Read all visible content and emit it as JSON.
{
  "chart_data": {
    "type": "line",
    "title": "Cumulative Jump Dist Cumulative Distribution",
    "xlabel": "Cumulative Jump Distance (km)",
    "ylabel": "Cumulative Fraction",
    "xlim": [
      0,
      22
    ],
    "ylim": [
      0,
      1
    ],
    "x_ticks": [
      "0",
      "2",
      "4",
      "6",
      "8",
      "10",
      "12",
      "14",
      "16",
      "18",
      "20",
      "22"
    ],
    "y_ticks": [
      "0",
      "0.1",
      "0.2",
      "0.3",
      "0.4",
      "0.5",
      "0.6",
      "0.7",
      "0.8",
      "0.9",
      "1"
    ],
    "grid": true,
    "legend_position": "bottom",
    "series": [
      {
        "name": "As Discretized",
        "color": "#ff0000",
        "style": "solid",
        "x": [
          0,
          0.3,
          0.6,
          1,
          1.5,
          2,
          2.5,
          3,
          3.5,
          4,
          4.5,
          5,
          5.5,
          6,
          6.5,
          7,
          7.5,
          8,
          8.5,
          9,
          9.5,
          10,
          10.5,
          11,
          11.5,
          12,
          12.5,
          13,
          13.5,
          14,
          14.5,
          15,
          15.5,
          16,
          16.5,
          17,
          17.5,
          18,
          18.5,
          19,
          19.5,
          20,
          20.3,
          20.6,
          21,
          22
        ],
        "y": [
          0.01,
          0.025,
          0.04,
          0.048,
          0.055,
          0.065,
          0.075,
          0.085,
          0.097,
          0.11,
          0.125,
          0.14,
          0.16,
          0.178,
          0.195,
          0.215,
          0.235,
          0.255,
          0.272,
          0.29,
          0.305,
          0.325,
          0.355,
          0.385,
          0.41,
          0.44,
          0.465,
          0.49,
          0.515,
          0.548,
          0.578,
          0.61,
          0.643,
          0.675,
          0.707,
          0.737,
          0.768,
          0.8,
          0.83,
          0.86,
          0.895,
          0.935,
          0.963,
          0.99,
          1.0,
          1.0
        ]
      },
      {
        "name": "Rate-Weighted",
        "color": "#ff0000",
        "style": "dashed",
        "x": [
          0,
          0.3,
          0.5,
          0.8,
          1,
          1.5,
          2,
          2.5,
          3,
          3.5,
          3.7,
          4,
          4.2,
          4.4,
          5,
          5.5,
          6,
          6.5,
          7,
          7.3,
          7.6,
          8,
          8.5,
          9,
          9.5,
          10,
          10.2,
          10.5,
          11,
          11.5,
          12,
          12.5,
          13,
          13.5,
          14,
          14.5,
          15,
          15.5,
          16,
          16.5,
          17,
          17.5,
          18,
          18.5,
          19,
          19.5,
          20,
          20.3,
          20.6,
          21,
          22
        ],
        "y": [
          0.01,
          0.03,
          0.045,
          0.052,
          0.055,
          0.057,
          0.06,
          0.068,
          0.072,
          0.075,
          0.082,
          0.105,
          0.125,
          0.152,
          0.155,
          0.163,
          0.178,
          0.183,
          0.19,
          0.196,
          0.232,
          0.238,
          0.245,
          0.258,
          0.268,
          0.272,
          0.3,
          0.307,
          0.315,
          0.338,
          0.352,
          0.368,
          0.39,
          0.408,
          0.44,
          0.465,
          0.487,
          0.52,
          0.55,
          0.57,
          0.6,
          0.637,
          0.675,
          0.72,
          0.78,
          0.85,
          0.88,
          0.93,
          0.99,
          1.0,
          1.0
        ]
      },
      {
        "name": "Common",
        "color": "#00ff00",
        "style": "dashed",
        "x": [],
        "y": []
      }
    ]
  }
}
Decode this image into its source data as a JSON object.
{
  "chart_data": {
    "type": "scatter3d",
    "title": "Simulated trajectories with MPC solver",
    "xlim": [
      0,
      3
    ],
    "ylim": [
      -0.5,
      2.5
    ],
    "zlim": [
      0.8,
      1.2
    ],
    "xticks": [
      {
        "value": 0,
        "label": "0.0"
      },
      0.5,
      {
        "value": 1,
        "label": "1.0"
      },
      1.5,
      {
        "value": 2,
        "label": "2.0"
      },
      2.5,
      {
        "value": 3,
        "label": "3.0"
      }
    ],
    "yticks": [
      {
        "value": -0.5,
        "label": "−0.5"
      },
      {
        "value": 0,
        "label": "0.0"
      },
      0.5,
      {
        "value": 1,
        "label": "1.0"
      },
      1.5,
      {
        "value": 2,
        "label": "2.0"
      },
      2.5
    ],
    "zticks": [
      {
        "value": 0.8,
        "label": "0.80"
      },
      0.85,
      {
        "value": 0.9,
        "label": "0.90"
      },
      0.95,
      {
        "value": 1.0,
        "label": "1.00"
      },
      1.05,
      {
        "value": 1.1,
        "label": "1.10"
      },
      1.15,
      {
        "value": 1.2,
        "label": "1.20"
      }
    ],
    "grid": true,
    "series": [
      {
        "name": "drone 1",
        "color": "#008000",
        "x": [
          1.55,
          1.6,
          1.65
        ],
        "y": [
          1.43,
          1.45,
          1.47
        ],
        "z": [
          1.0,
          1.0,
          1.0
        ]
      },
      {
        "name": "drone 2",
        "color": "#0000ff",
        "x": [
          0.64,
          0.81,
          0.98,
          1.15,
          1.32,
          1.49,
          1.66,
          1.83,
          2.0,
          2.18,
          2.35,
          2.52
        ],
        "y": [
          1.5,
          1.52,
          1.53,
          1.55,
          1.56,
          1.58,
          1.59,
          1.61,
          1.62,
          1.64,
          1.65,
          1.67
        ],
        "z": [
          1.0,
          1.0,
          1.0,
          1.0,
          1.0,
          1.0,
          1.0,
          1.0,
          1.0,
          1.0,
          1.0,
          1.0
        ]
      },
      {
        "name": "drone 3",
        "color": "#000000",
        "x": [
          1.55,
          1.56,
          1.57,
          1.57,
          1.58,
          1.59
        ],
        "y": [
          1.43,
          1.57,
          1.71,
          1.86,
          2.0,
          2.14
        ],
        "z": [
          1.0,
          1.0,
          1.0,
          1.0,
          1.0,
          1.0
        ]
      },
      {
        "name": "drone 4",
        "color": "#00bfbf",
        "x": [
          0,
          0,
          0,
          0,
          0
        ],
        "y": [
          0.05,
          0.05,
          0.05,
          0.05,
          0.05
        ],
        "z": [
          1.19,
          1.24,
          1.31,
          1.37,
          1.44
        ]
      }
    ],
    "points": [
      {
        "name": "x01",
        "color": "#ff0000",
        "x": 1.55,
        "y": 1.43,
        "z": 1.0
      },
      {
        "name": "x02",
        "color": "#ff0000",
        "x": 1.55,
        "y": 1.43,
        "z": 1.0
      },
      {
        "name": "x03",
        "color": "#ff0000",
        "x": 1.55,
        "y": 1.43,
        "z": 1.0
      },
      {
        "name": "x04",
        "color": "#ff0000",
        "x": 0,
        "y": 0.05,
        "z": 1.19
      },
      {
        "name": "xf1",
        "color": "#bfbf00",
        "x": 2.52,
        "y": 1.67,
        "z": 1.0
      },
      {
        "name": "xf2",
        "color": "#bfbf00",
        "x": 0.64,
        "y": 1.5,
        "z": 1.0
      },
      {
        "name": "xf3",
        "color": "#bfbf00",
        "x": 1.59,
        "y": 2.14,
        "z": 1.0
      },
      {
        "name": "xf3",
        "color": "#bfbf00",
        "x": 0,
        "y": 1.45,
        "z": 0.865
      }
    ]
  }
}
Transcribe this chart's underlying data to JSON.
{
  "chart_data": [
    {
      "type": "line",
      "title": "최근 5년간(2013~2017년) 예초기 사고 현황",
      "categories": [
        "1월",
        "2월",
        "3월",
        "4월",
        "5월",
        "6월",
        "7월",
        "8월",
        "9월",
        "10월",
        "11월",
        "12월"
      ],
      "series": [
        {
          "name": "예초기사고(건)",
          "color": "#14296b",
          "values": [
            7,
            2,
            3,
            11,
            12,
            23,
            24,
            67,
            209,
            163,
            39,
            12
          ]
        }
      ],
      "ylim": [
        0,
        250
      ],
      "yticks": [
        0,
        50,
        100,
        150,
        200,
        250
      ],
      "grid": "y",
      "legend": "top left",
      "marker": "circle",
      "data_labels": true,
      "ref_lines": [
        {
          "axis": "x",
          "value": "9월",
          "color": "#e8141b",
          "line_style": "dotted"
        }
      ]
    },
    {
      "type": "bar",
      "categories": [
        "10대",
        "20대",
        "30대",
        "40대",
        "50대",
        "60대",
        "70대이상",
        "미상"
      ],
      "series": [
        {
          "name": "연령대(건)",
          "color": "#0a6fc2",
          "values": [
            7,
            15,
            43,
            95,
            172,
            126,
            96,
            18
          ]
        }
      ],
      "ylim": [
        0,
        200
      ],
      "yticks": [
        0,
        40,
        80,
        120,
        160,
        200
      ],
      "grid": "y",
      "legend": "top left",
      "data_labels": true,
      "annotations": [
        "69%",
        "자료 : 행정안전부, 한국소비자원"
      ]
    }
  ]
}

◆ ◆ ◆ ◆ ◆

Your instructions: Pick out every line above that holds the word "JSON" and copy it.

Reply:
Read all visible content and emit it as JSON.
Decode this image into its source data as a JSON object.
Transcribe this chart's underlying data to JSON.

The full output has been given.